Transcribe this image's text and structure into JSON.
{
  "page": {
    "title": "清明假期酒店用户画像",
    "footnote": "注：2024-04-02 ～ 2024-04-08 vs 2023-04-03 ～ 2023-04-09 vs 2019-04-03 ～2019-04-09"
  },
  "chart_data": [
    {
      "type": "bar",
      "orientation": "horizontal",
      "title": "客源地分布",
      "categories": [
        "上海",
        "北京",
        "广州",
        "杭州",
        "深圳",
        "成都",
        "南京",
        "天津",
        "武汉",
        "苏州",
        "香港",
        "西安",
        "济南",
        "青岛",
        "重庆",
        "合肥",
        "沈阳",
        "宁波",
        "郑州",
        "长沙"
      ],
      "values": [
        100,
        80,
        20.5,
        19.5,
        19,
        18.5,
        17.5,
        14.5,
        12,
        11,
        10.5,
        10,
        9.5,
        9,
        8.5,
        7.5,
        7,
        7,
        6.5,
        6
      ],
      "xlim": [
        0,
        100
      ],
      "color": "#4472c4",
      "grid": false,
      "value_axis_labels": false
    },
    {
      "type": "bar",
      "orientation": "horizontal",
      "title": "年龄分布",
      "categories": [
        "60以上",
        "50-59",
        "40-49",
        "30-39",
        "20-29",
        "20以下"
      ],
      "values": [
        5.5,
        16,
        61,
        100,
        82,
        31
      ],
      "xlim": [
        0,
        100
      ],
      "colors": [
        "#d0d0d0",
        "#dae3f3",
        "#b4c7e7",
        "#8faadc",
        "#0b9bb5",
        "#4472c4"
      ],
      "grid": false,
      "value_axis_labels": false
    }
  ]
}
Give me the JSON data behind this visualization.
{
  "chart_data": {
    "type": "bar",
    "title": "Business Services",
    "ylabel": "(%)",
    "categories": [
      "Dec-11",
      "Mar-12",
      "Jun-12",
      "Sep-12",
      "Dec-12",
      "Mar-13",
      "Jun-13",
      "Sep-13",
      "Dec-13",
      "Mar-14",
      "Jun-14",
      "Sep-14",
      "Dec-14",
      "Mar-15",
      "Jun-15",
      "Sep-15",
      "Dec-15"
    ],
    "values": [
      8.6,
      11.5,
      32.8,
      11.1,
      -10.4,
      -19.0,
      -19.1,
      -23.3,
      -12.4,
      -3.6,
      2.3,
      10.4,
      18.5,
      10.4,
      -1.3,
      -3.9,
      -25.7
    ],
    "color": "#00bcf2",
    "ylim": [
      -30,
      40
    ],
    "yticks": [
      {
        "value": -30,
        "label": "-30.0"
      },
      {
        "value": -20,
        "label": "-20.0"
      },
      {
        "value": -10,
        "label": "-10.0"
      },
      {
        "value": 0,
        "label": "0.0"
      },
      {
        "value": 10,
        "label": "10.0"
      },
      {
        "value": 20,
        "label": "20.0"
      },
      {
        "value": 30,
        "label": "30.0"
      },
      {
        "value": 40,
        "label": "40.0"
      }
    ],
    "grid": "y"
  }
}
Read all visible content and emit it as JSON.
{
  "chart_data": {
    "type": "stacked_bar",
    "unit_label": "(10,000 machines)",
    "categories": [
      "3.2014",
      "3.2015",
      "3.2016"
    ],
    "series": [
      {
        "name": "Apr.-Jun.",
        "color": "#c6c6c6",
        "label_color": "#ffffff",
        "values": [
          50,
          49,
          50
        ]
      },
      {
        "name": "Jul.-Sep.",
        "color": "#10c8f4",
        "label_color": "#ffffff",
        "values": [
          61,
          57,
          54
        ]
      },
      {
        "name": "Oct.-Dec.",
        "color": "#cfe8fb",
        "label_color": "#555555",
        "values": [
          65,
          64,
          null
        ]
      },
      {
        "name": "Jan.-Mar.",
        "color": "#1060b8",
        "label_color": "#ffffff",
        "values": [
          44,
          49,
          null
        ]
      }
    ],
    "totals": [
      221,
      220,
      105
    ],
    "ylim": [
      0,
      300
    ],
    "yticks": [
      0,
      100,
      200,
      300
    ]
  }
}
************
■ Short problem
Each record above should be restated word for word.

■ Written response
Transcribe this image's text and structure into JSON.
{
  "page": {
    "title": "清明假期酒店用户画像",
    "footnote": "注：2024-04-02 ～ 2024-04-08 vs 2023-04-03 ～ 2023-04-09 vs 2019-04-03 ～2019-04-09"
  },
  "chart_data": [
    {
      "type": "bar",
      "orientation": "horizontal",
      "title": "客源地分布",
      "categories": [
        "上海",
        "北京",
        "广州",
        "杭州",
        "深圳",
        "成都",
        "南京",
        "天津",
        "武汉",
        "苏州",
        "香港",
        "西安",
        "济南",
        "青岛",
        "重庆",
        "合肥",
        "沈阳",
        "宁波",
        "郑州",
        "长沙"
      ],
      "values": [
        100,
        80,
        20.5,
        19.5,
        19,
        18.5,
        17.5,
        14.5,
        12,
        11,
        10.5,
        10,
        9.5,
        9,
        8.5,
        7.5,
        7,
        7,
        6.5,
        6
      ],
      "xlim": [
        0,
        100
      ],
      "color": "#4472c4",
      "grid": false,
      "value_axis_labels": false
    },
    {
      "type": "bar",
      "orientation": "horizontal",
      "title": "年龄分布",
      "categories": [
        "60以上",
        "50-59",
        "40-49",
        "30-39",
        "20-29",
        "20以下"
      ],
      "values": [
        5.5,
        16,
        61,
        100,
        82,
        31
      ],
      "xlim": [
        0,
        100
      ],
      "colors": [
        "#d0d0d0",
        "#dae3f3",
        "#b4c7e7",
        "#8faadc",
        "#0b9bb5",
        "#4472c4"
      ],
      "grid": false,
      "value_axis_labels": false
    }
  ]
}
Give me the JSON data behind this visualization.
{
  "chart_data": {
    "type": "bar",
    "title": "Business Services",
    "ylabel": "(%)",
    "categories": [
      "Dec-11",
      "Mar-12",
      "Jun-12",
      "Sep-12",
      "Dec-12",
      "Mar-13",
      "Jun-13",
      "Sep-13",
      "Dec-13",
      "Mar-14",
      "Jun-14",
      "Sep-14",
      "Dec-14",
      "Mar-15",
      "Jun-15",
      "Sep-15",
      "Dec-15"
    ],
    "values": [
      8.6,
      11.5,
      32.8,
      11.1,
      -10.4,
      -19.0,
      -19.1,
      -23.3,
      -12.4,
      -3.6,
      2.3,
      10.4,
      18.5,
      10.4,
      -1.3,
      -3.9,
      -25.7
    ],
    "color": "#00bcf2",
    "ylim": [
      -30,
      40
    ],
    "yticks": [
      {
        "value": -30,
        "label": "-30.0"
      },
      {
        "value": -20,
        "label": "-20.0"
      },
      {
        "value": -10,
        "label": "-10.0"
      },
      {
        "value": 0,
        "label": "0.0"
      },
      {
        "value": 10,
        "label": "10.0"
      },
      {
        "value": 20,
        "label": "20.0"
      },
      {
        "value": 30,
        "label": "30.0"
      },
      {
        "value": 40,
        "label": "40.0"
      }
    ],
    "grid": "y"
  }
}
Read all visible content and emit it as JSON.
{
  "chart_data": {
    "type": "stacked_bar",
    "unit_label": "(10,000 machines)",
    "categories": [
      "3.2014",
      "3.2015",
      "3.2016"
    ],
    "series": [
      {
        "name": "Apr.-Jun.",
        "color": "#c6c6c6",
        "label_color": "#ffffff",
        "values": [
          50,
          49,
          50
        ]
      },
      {
        "name": "Jul.-Sep.",
        "color": "#10c8f4",
        "label_color": "#ffffff",
        "values": [
          61,
          57,
          54
        ]
      },
      {
        "name": "Oct.-Dec.",
        "color": "#cfe8fb",
        "label_color": "#555555",
        "values": [
          65,
          64,
          null
        ]
      },
      {
        "name": "Jan.-Mar.",
        "color": "#1060b8",
        "label_color": "#ffffff",
        "values": [
          44,
          49,
          null
        ]
      }
    ],
    "totals": [
      221,
      220,
      105
    ],
    "ylim": [
      0,
      300
    ],
    "yticks": [
      0,
      100,
      200,
      300
    ]
  }
}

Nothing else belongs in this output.